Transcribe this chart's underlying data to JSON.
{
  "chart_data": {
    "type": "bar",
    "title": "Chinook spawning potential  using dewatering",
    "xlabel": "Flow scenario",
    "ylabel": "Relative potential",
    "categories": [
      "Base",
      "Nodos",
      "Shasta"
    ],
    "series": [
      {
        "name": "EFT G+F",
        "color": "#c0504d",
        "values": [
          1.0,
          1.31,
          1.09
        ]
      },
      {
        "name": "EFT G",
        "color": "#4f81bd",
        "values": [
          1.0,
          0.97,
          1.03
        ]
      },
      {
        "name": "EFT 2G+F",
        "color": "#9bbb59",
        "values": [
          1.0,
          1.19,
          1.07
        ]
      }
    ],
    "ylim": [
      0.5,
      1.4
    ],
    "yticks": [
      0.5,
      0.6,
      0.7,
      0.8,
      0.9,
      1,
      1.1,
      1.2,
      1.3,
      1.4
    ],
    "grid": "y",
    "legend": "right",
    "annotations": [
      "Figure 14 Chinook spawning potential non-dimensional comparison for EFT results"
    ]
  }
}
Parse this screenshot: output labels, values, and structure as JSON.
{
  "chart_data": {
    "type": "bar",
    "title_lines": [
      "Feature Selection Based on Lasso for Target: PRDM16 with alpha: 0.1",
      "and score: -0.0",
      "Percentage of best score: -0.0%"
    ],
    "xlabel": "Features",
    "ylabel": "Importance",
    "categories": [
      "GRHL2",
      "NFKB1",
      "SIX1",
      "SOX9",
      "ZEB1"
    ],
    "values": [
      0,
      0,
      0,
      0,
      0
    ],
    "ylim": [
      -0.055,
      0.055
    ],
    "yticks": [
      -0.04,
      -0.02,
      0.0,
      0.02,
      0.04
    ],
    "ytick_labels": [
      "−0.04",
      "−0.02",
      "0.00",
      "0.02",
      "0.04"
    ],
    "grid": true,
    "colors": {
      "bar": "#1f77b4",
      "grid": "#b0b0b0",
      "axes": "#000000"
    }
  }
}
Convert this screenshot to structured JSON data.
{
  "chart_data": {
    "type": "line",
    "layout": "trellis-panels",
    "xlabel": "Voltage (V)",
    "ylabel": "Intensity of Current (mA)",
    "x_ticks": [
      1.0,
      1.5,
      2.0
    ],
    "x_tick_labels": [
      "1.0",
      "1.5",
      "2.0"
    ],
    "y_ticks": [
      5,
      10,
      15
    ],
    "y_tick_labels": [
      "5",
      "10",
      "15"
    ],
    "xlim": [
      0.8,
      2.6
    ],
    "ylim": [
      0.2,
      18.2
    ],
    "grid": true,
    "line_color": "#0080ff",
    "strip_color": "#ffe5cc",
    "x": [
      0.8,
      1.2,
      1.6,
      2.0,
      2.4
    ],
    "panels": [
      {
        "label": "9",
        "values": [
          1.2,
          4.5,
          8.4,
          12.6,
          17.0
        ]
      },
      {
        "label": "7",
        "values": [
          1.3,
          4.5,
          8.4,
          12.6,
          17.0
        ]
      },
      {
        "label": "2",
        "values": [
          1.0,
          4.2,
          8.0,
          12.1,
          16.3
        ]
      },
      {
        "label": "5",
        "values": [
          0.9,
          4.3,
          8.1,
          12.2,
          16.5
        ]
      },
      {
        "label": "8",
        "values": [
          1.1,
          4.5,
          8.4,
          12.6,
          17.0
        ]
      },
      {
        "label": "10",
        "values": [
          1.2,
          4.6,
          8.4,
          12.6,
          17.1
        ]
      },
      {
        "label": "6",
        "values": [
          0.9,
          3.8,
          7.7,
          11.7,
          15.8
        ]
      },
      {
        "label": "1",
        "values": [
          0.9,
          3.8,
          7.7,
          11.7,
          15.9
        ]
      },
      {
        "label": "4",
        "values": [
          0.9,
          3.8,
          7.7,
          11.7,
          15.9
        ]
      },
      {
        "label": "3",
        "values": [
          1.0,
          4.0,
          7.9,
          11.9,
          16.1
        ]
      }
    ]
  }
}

----------------------------------------

Make an exact copy of all the data.

**THE RESULT:**
Transcribe this chart's underlying data to JSON.
{
  "chart_data": {
    "type": "bar",
    "title": "Chinook spawning potential  using dewatering",
    "xlabel": "Flow scenario",
    "ylabel": "Relative potential",
    "categories": [
      "Base",
      "Nodos",
      "Shasta"
    ],
    "series": [
      {
        "name": "EFT G+F",
        "color": "#c0504d",
        "values": [
          1.0,
          1.31,
          1.09
        ]
      },
      {
        "name": "EFT G",
        "color": "#4f81bd",
        "values": [
          1.0,
          0.97,
          1.03
        ]
      },
      {
        "name": "EFT 2G+F",
        "color": "#9bbb59",
        "values": [
          1.0,
          1.19,
          1.07
        ]
      }
    ],
    "ylim": [
      0.5,
      1.4
    ],
    "yticks": [
      0.5,
      0.6,
      0.7,
      0.8,
      0.9,
      1,
      1.1,
      1.2,
      1.3,
      1.4
    ],
    "grid": "y",
    "legend": "right",
    "annotations": [
      "Figure 14 Chinook spawning potential non-dimensional comparison for EFT results"
    ]
  }
}
Parse this screenshot: output labels, values, and structure as JSON.
{
  "chart_data": {
    "type": "bar",
    "title_lines": [
      "Feature Selection Based on Lasso for Target: PRDM16 with alpha: 0.1",
      "and score: -0.0",
      "Percentage of best score: -0.0%"
    ],
    "xlabel": "Features",
    "ylabel": "Importance",
    "categories": [
      "GRHL2",
      "NFKB1",
      "SIX1",
      "SOX9",
      "ZEB1"
    ],
    "values": [
      0,
      0,
      0,
      0,
      0
    ],
    "ylim": [
      -0.055,
      0.055
    ],
    "yticks": [
      -0.04,
      -0.02,
      0.0,
      0.02,
      0.04
    ],
    "ytick_labels": [
      "−0.04",
      "−0.02",
      "0.00",
      "0.02",
      "0.04"
    ],
    "grid": true,
    "colors": {
      "bar": "#1f77b4",
      "grid": "#b0b0b0",
      "axes": "#000000"
    }
  }
}
Convert this screenshot to structured JSON data.
{
  "chart_data": {
    "type": "line",
    "layout": "trellis-panels",
    "xlabel": "Voltage (V)",
    "ylabel": "Intensity of Current (mA)",
    "x_ticks": [
      1.0,
      1.5,
      2.0
    ],
    "x_tick_labels": [
      "1.0",
      "1.5",
      "2.0"
    ],
    "y_ticks": [
      5,
      10,
      15
    ],
    "y_tick_labels": [
      "5",
      "10",
      "15"
    ],
    "xlim": [
      0.8,
      2.6
    ],
    "ylim": [
      0.2,
      18.2
    ],
    "grid": true,
    "line_color": "#0080ff",
    "strip_color": "#ffe5cc",
    "x": [
      0.8,
      1.2,
      1.6,
      2.0,
      2.4
    ],
    "panels": [
      {
        "label": "9",
        "values": [
          1.2,
          4.5,
          8.4,
          12.6,
          17.0
        ]
      },
      {
        "label": "7",
        "values": [
          1.3,
          4.5,
          8.4,
          12.6,
          17.0
        ]
      },
      {
        "label": "2",
        "values": [
          1.0,
          4.2,
          8.0,
          12.1,
          16.3
        ]
      },
      {
        "label": "5",
        "values": [
          0.9,
          4.3,
          8.1,
          12.2,
          16.5
        ]
      },
      {
        "label": "8",
        "values": [
          1.1,
          4.5,
          8.4,
          12.6,
          17.0
        ]
      },
      {
        "label": "10",
        "values": [
          1.2,
          4.6,
          8.4,
          12.6,
          17.1
        ]
      },
      {
        "label": "6",
        "values": [
          0.9,
          3.8,
          7.7,
          11.7,
          15.8
        ]
      },
      {
        "label": "1",
        "values": [
          0.9,
          3.8,
          7.7,
          11.7,
          15.9
        ]
      },
      {
        "label": "4",
        "values": [
          0.9,
          3.8,
          7.7,
          11.7,
          15.9
        ]
      },
      {
        "label": "3",
        "values": [
          1.0,
          4.0,
          7.9,
          11.9,
          16.1
        ]
      }
    ]
  }
}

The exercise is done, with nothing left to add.